— DIRECTIONS —
Show every line containing "Earnings" by copying it.

'''

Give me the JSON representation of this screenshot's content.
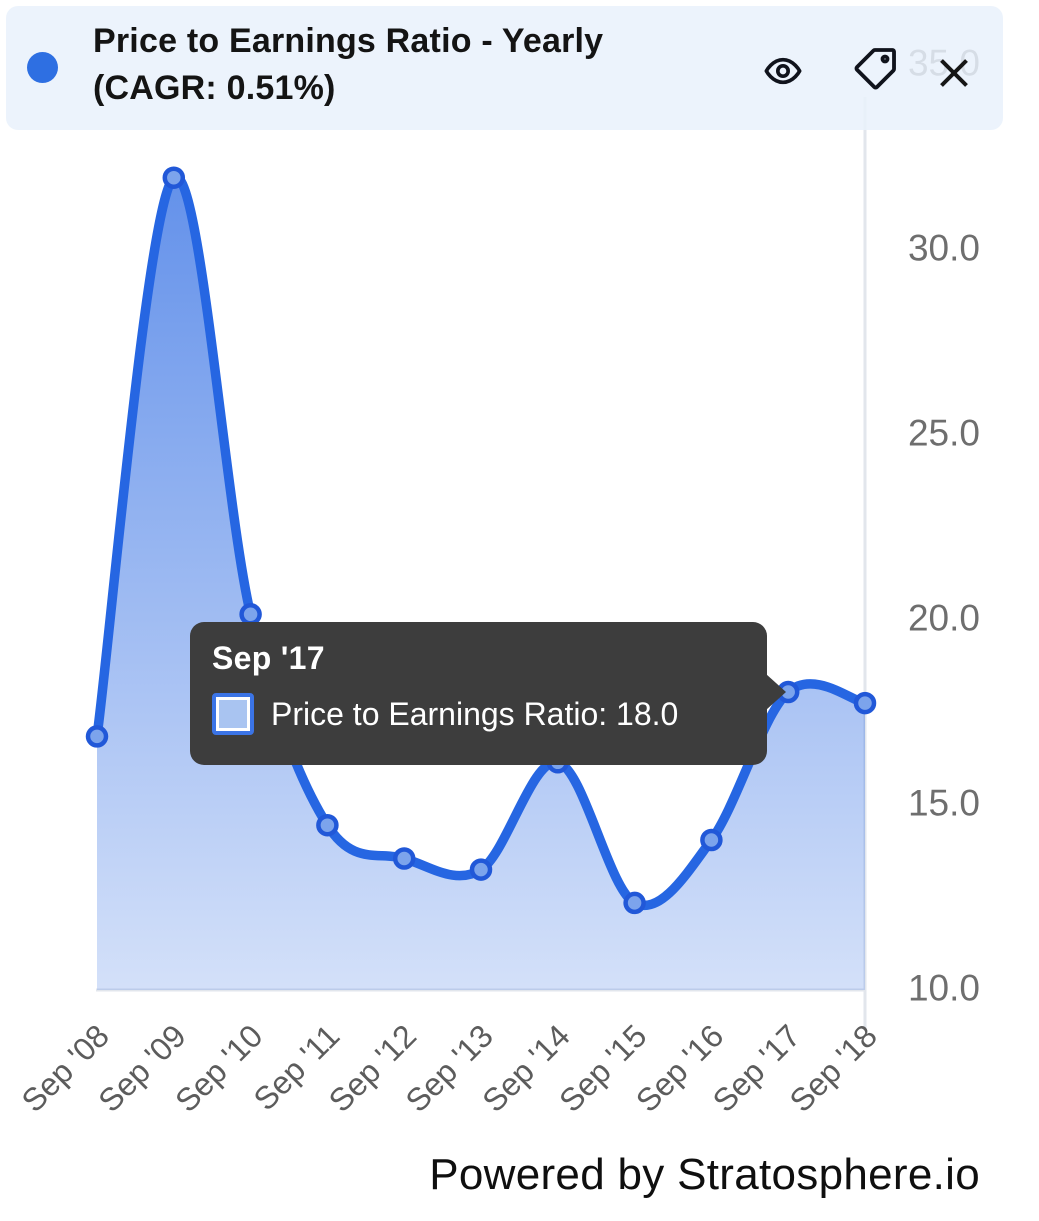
{
  "header": {
    "title_line1": "Price to Earnings Ratio - Yearly",
    "title_line2": "(CAGR: 0.51%)",
    "legend_dot_color": "#2e6fe2",
    "icons": [
      {
        "name": "eye-icon"
      },
      {
        "name": "tag-icon"
      },
      {
        "name": "close-icon"
      }
    ]
  },
  "tooltip": {
    "title": "Sep '17",
    "text": "Price to Earnings Ratio: 18.0",
    "swatch_fill": "#a9c4f1",
    "swatch_border": "#3b74e6",
    "bg": "#3d3d3d"
  },
  "footer": {
    "text": "Powered by Stratosphere.io"
  },
  "colors": {
    "accent": "#2666e2",
    "marker_fill": "#7ca4ec",
    "marker_stroke": "#2158d8",
    "header_bg": "rgba(233,241,252,0.85)",
    "grid": "#e2e6ec",
    "tick": "#6e6e6e",
    "xlabel": "#5c5c5c"
  },
  "chart_data": {
    "type": "area",
    "title": "Price to Earnings Ratio - Yearly",
    "subtitle": "(CAGR: 0.51%)",
    "categories": [
      "Sep '08",
      "Sep '09",
      "Sep '10",
      "Sep '11",
      "Sep '12",
      "Sep '13",
      "Sep '14",
      "Sep '15",
      "Sep '16",
      "Sep '17",
      "Sep '18"
    ],
    "series": [
      {
        "name": "Price to Earnings Ratio",
        "values": [
          16.8,
          31.9,
          20.1,
          14.4,
          13.5,
          13.2,
          16.1,
          12.3,
          14.0,
          18.0,
          17.7
        ]
      }
    ],
    "ylim": [
      10,
      35
    ],
    "ytick_labels": [
      "35.0",
      "30.0",
      "25.0",
      "20.0",
      "15.0",
      "10.0"
    ],
    "xlabel": "",
    "ylabel": "",
    "grid": "single vertical axis line at right edge, no horizontal gridlines",
    "legend_position": "header-dot",
    "curve": "smooth",
    "highlighted_point": {
      "category": "Sep '17",
      "value": 18.0
    }
  }
}
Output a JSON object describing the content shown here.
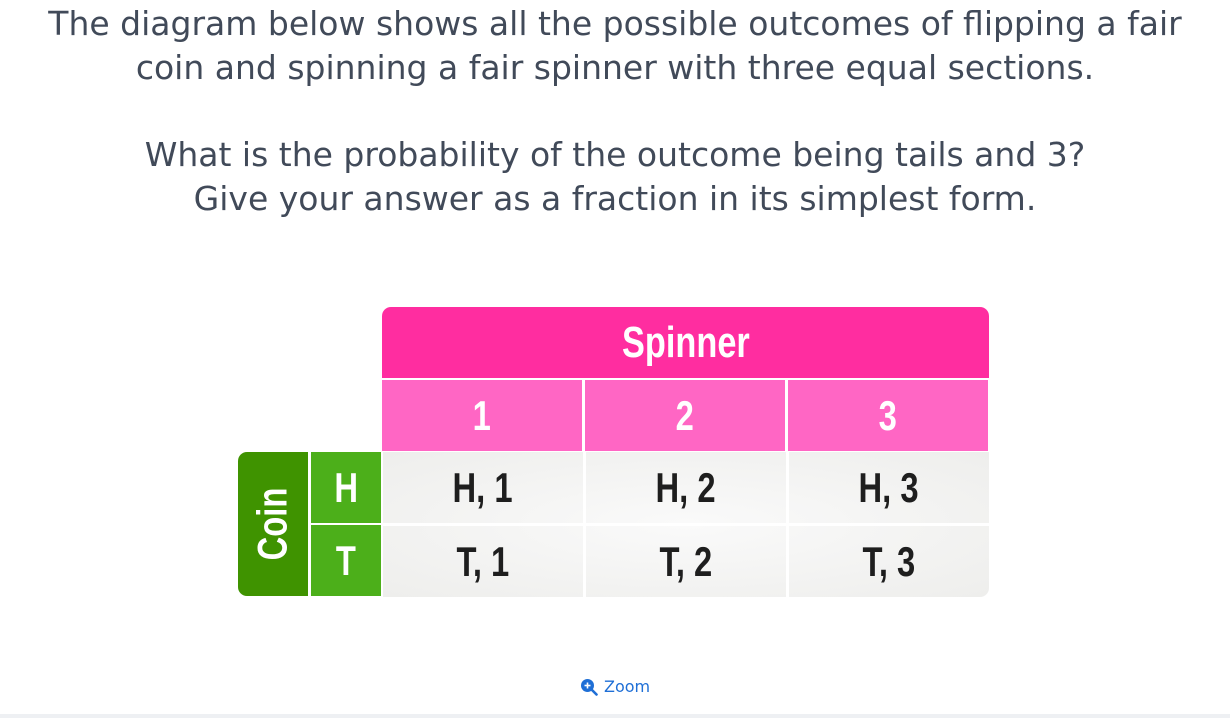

'''

— RESPONSE TO THE TASK —
    "title_line1": "Price to Earnings Ratio - Yearly",
    "text": "Price to Earnings Ratio: 18.0",
    "title": "Price to Earnings Ratio - Yearly",
        "name": "Price to Earnings Ratio",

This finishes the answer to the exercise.